Written exercise | Set down the records once more, please, exactly and with the pictures left out.

Saved data entries |
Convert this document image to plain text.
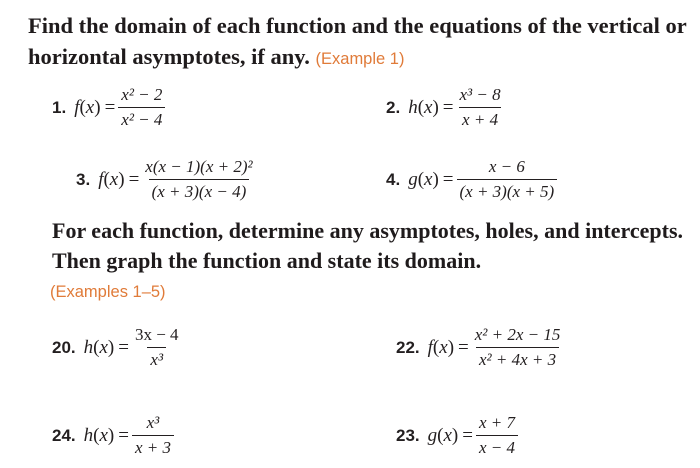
Find the domain of each function and the equations of the vertical or horizontal asymptotes, if any. (Example 1)
1. $f(x) = \frac{\text{x² − 2}}{\text{x² − 4}}$	2. $h(x) = \frac{\text{x³ − 8}}{x + 4}$
3. $f(x) = \frac{\text{x(x − 1)(x + 2)²}}{(x + 3)(x - 4)}$	4. $g(x) = \frac{x - 6}{(x + 3)(x + 5)}$
For each function, determine any asymptotes, holes, and intercepts. Then graph the function and state its domain.
(Examples 1–5)
20. $h(x) = \frac{3x - 4}{\text{x³}}$	22. $f(x) = \frac{\text{x² + 2x − 15}}{\text{x² + 4x + 3}}$
24. $h(x) = \frac{\text{x³}}{x + 3}$	23. $g(x) = \frac{x + 7}{x - 4}$
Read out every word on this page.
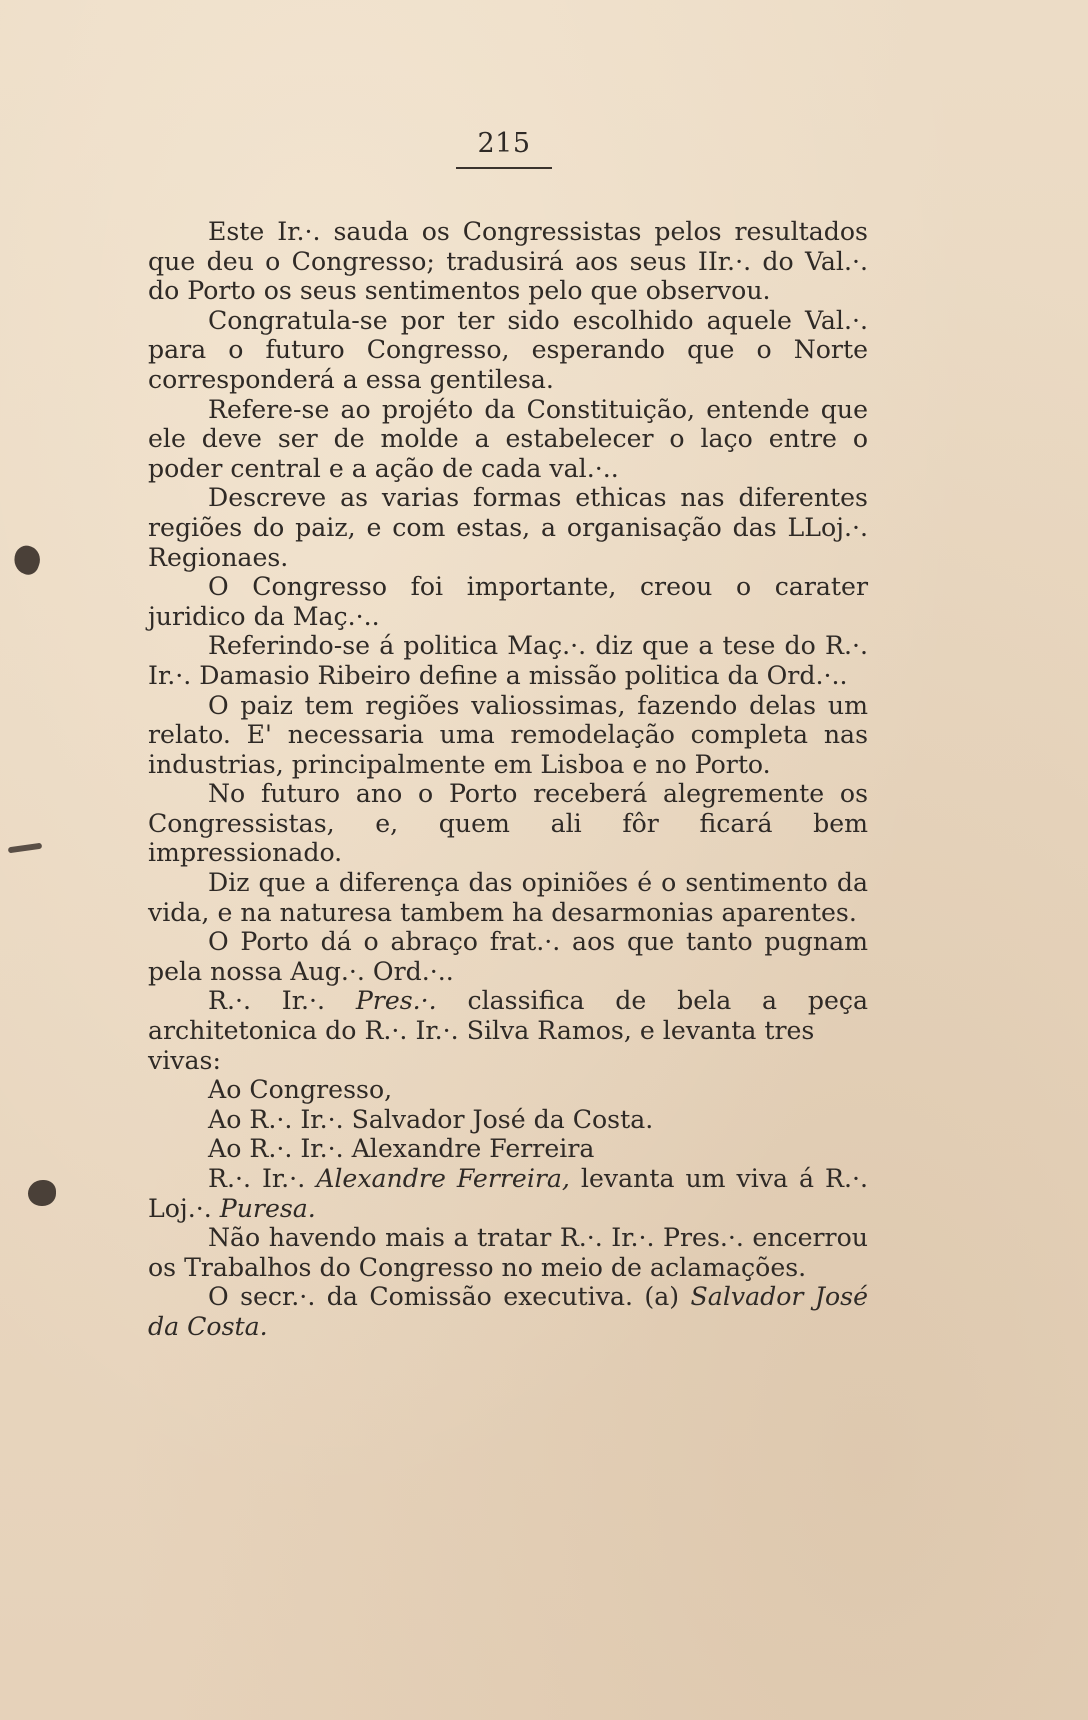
215

Este Ir.·. sauda os Congressistas pelos resultados que deu o Congresso; tradusirá aos seus IIr.·. do Val.·. do Porto os seus sentimentos pelo que observou.

Congratula-se por ter sido escolhido aquele Val.·. para o futuro Congresso, esperando que o Norte corresponderá a essa gentilesa.

Refere-se ao projéto da Constituição, entende que ele deve ser de molde a estabelecer o laço entre o poder central e a ação de cada val.·..

Descreve as varias formas ethicas nas diferentes regiões do paiz, e com estas, a organisação das LLoj.·. Regionaes.

O Congresso foi importante, creou o carater juridico da Maç.·..

Referindo-se á politica Maç.·. diz que a tese do R.·. Ir.·. Damasio Ribeiro define a missão politica da Ord.·..

O paiz tem regiões valiossimas, fazendo delas um relato. E' necessaria uma remodelação completa nas industrias, principalmente em Lisboa e no Porto.

No futuro ano o Porto receberá alegremente os Congressistas, e, quem ali fôr ficará bem impressionado.

Diz que a diferença das opiniões é o sentimento da vida, e na naturesa tambem ha desarmonias aparentes.

O Porto dá o abraço frat.·. aos que tanto pugnam pela nossa Aug.·. Ord.·..

R.·. Ir.·. Pres.·. classifica de bela a peça architetonica do R.·. Ir.·. Silva Ramos, e levanta tres

vivas:

Ao Congresso,

Ao R.·. Ir.·. Salvador José da Costa.

Ao R.·. Ir.·. Alexandre Ferreira

R.·. Ir.·. Alexandre Ferreira, levanta um viva á R.·. Loj.·. Puresa.

Não havendo mais a tratar R.·. Ir.·. Pres.·. encerrou os Trabalhos do Congresso no meio de aclamações.

O secr.·. da Comissão executiva. (a) Salvador José da Costa.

Response below |
Convert this document image to plain text.
Find the domain of each function and the equations of the vertical or horizontal asymptotes, if any. (Example 1)
1. $f(x) = \frac{\text{x² − 2}}{\text{x² − 4}}$	2. $h(x) = \frac{\text{x³ − 8}}{x + 4}$
3. $f(x) = \frac{\text{x(x − 1)(x + 2)²}}{(x + 3)(x - 4)}$	4. $g(x) = \frac{x - 6}{(x + 3)(x + 5)}$
For each function, determine any asymptotes, holes, and intercepts. Then graph the function and state its domain.
(Examples 1–5)
20. $h(x) = \frac{3x - 4}{\text{x³}}$	22. $f(x) = \frac{\text{x² + 2x − 15}}{\text{x² + 4x + 3}}$
24. $h(x) = \frac{\text{x³}}{x + 3}$	23. $g(x) = \frac{x + 7}{x - 4}$
Read out every word on this page.
215

Este Ir.·. sauda os Congressistas pelos resultados que deu o Congresso; tradusirá aos seus IIr.·. do Val.·. do Porto os seus sentimentos pelo que observou.

Congratula-se por ter sido escolhido aquele Val.·. para o futuro Congresso, esperando que o Norte corresponderá a essa gentilesa.

Refere-se ao projéto da Constituição, entende que ele deve ser de molde a estabelecer o laço entre o poder central e a ação de cada val.·..

Descreve as varias formas ethicas nas diferentes regiões do paiz, e com estas, a organisação das LLoj.·. Regionaes.

O Congresso foi importante, creou o carater juridico da Maç.·..

Referindo-se á politica Maç.·. diz que a tese do R.·. Ir.·. Damasio Ribeiro define a missão politica da Ord.·..

O paiz tem regiões valiossimas, fazendo delas um relato. E' necessaria uma remodelação completa nas industrias, principalmente em Lisboa e no Porto.

No futuro ano o Porto receberá alegremente os Congressistas, e, quem ali fôr ficará bem impressionado.

Diz que a diferença das opiniões é o sentimento da vida, e na naturesa tambem ha desarmonias aparentes.

O Porto dá o abraço frat.·. aos que tanto pugnam pela nossa Aug.·. Ord.·..

R.·. Ir.·. Pres.·. classifica de bela a peça architetonica do R.·. Ir.·. Silva Ramos, e levanta tres

vivas:

Ao Congresso,

Ao R.·. Ir.·. Salvador José da Costa.

Ao R.·. Ir.·. Alexandre Ferreira

R.·. Ir.·. Alexandre Ferreira, levanta um viva á R.·. Loj.·. Puresa.

Não havendo mais a tratar R.·. Ir.·. Pres.·. encerrou os Trabalhos do Congresso no meio de aclamações.

O secr.·. da Comissão executiva. (a) Salvador José da Costa.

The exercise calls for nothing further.